◆ Textauszug:
>>>>>
Das Bündnis von Medienmagnaten und autoritären Regierungen hat ihren Preis, und der lautet oft: die Freiheit der Presse. Wie fatal Medienmacht und politische Macht verbunden werden können, beweist auch Silvio Berlusconi in Italien.[11] Noch häufiger ist der Fall, dass Medienkonzerne ihre verschiedenen Medien ganz gezielt einsetzen, um ein Produkt des eigenen Konzerns mit geballter Medienmacht rund um den Globus zu propagieren. So wird ein Film aus den eigenen Studios in allen Zeitungen und Zeitschriften, Radio- und Fernsehstationen des Konzerns gelobt, das dazugehörige Buch kommt im eigenen Buchverlag heraus, die Filmmusik wird vom Musikverlag vermarktet und natürlich wird der Film in den eigenen Kinos präsentiert. Medienkenner wissen, wie all diese Unternehmen verflochten sind, und wundern sich über das überschwängliche Lob in der Zeitung X und das werbende Exklusiv-Interview mit der Hauptdarstellerin im Fernsehsender Y nicht. Alle anderen wundern sich auch nicht, weil sie gar nicht durchschauen, wie aus vermeintlich unabhängigen Medien PR-Instrumente für konzerneigene Produkte gemacht werden. Die Konzerne selbst nennen den Vorgang „Synergieeffekte“.

 

Besonders attraktiv ist unter diesem Gesichtspunkt der Kauf von Kabelnetzen, weil die großen Medienkonzerne, damit die Kontrolle darüber erhalten, was den Zuschauerinnen und Zuschauern auf elektronischem Wege geliefert wird und wie sie bald interaktiv die breite Palette der Produkte dieses Medienkonglomerats erwerben können. Es gibt zwei international ausgestrahlte Fernsehprogramme, die auf ihre je eigene Weise dazu beitragen, die Globalisierung zu einer medialen Realität zu machen, CNN und MTV.

 

CNN hat eine neue Form des Nachrichtensenders geschaffen. Rund um die Uhr werden Fernsehnachrichten aus aller Welt präsentiert – genauer muss man wohl sagen, aus den Metropolen der Welt, vor allem den westlichen Metropolen, und aus all jenen Weltregionen, wo geschossen wird oder wo es sonst etwas zu berichten gibt, was nach US-amerikanischen Maßstäben eine Nachricht ist. Dank Satellitentechnik ist CNN vor Ort, wenn US-Bomber den Irak angreifen oder eine Geiselnahme mit einem Schusswechsel zu Ende geht. So wird das Bild vieler Menschen von dem geprägt, was auf der Welt vor sich geht. Es ist in doppelter Weise verzerrt. Die komplexe Realität der Welt wird radikal auf das reduziert, was „berichtenswert“ erscheint, nach CNN-Maßstäben sind das vor allem gewaltsame Konflikte und die Politik jener Regierungen, die als wichtig angesehen werden. Außerdem wird dieses Geschehen aus US-amerikanischer Perspektive betrachtet und kommentiert.
<<<<<
◆ Aufgabe a: Benenne in den angezeigten Zeilen „data-label-th-za“ in „data-label-theza“ um, und zwar vom Anfang der Zeilen bis einschließlich der Zeile mit „data-point-cabestany (128, 413, 136, 421)“. Gib nur diese Zeilen wieder und lass alles andere darin unverändert.
Der Textauszug und die Zeilen stehen in keinem Zusammenhang miteinander.

◆ Angezeigte Zeilen:
>>>>>
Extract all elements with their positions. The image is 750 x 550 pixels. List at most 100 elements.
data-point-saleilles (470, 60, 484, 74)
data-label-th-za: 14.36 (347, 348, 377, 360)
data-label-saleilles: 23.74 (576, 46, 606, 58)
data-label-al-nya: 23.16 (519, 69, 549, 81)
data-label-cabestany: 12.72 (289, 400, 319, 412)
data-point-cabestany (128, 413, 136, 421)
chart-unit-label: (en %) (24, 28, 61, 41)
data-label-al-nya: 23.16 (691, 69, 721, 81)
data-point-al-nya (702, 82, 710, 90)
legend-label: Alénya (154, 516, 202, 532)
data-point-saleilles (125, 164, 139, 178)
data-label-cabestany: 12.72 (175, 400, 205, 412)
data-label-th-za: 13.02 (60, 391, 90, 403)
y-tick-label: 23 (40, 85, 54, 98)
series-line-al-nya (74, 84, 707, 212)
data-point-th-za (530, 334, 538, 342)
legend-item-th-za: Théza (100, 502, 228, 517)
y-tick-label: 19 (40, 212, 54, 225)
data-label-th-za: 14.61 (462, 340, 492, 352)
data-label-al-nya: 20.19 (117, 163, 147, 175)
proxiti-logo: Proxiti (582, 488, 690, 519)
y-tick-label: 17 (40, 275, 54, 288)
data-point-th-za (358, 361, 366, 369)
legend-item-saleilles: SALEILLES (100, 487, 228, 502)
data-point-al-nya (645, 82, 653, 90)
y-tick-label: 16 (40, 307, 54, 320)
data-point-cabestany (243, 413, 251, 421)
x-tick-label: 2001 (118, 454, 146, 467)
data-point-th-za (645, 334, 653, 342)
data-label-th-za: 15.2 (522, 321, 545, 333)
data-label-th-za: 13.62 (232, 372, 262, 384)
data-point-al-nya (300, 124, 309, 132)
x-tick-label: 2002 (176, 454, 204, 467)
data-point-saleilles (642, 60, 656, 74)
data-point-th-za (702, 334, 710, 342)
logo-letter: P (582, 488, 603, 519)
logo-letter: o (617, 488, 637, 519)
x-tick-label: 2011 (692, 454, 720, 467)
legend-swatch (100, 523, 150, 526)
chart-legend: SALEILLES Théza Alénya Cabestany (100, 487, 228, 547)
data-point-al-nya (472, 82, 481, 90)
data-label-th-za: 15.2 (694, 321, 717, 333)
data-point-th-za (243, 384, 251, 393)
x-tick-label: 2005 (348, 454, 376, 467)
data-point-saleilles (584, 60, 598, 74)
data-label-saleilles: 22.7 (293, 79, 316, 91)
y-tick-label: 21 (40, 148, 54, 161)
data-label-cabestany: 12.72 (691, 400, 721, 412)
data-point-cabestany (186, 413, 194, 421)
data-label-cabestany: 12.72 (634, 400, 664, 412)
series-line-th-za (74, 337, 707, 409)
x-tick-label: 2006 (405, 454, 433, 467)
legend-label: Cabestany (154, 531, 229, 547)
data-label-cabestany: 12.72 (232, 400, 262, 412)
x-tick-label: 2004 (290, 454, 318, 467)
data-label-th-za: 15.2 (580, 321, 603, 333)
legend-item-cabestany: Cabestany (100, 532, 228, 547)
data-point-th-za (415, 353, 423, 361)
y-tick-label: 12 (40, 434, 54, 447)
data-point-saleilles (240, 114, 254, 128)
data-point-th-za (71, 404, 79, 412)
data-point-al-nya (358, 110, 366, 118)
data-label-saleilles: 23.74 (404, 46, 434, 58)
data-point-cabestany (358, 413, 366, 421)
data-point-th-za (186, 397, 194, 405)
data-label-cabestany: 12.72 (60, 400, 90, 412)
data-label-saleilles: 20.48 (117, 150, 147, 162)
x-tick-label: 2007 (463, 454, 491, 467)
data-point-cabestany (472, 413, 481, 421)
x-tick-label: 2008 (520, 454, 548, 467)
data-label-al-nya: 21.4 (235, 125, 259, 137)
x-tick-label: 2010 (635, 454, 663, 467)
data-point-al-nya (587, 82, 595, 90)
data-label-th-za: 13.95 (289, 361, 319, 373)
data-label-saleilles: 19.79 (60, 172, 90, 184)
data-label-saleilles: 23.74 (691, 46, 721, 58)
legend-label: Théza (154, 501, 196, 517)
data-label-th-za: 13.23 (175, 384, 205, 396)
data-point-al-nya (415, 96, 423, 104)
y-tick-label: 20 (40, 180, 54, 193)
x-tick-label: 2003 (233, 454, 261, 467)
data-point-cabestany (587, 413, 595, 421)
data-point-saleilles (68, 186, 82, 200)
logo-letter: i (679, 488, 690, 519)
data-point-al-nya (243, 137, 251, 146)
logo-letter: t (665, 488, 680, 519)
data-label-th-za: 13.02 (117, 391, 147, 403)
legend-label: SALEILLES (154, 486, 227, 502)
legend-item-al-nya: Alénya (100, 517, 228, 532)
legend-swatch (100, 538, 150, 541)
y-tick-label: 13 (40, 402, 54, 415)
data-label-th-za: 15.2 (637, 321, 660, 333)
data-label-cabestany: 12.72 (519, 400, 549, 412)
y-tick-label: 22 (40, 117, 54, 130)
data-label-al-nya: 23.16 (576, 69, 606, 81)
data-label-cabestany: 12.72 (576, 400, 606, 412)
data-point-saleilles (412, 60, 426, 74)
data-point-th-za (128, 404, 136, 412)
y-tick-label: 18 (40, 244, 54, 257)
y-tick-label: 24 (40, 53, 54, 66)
<<<<<
◆ Aufgabe b: Fasse den Absatz des Textauszugs, der mit „CNN hat eine neue Form“ beginnt, in höchstens drei Sätzen zusammen und behalte dabei seine wesentlichen Aussagen bei.

◆ Lösung a:
Extract all elements with their positions. The image is 750 x 550 pixels. List at most 100 elements.
data-point-saleilles (470, 60, 484, 74)
data-label-theza: 14.36 (347, 348, 377, 360)
data-label-saleilles: 23.74 (576, 46, 606, 58)
data-label-al-nya: 23.16 (519, 69, 549, 81)
data-label-cabestany: 12.72 (289, 400, 319, 412)
data-point-cabestany (128, 413, 136, 421)

◆ Lösung b: CNN hat eine neue Form des Nachrichtensenders geschaffen. Der Sender zeigt rund um die Uhr Nachrichten, vor allem aus den westlichen Metropolen und aus Konfliktregionen, und ist dank Satellitentechnik etwa bei US-Angriffen auf den Irak oder bei Geiselnahmen vor Ort. Das so geprägte Weltbild vieler Menschen ist doppelt verzerrt: Die Realität wird auf das nach CNN-Maßstäben Berichtenswerte reduziert, vor allem auf gewaltsame Konflikte und die Politik als wichtig geltender Regierungen, und das Geschehen wird aus US-amerikanischer Perspektive betrachtet und kommentiert.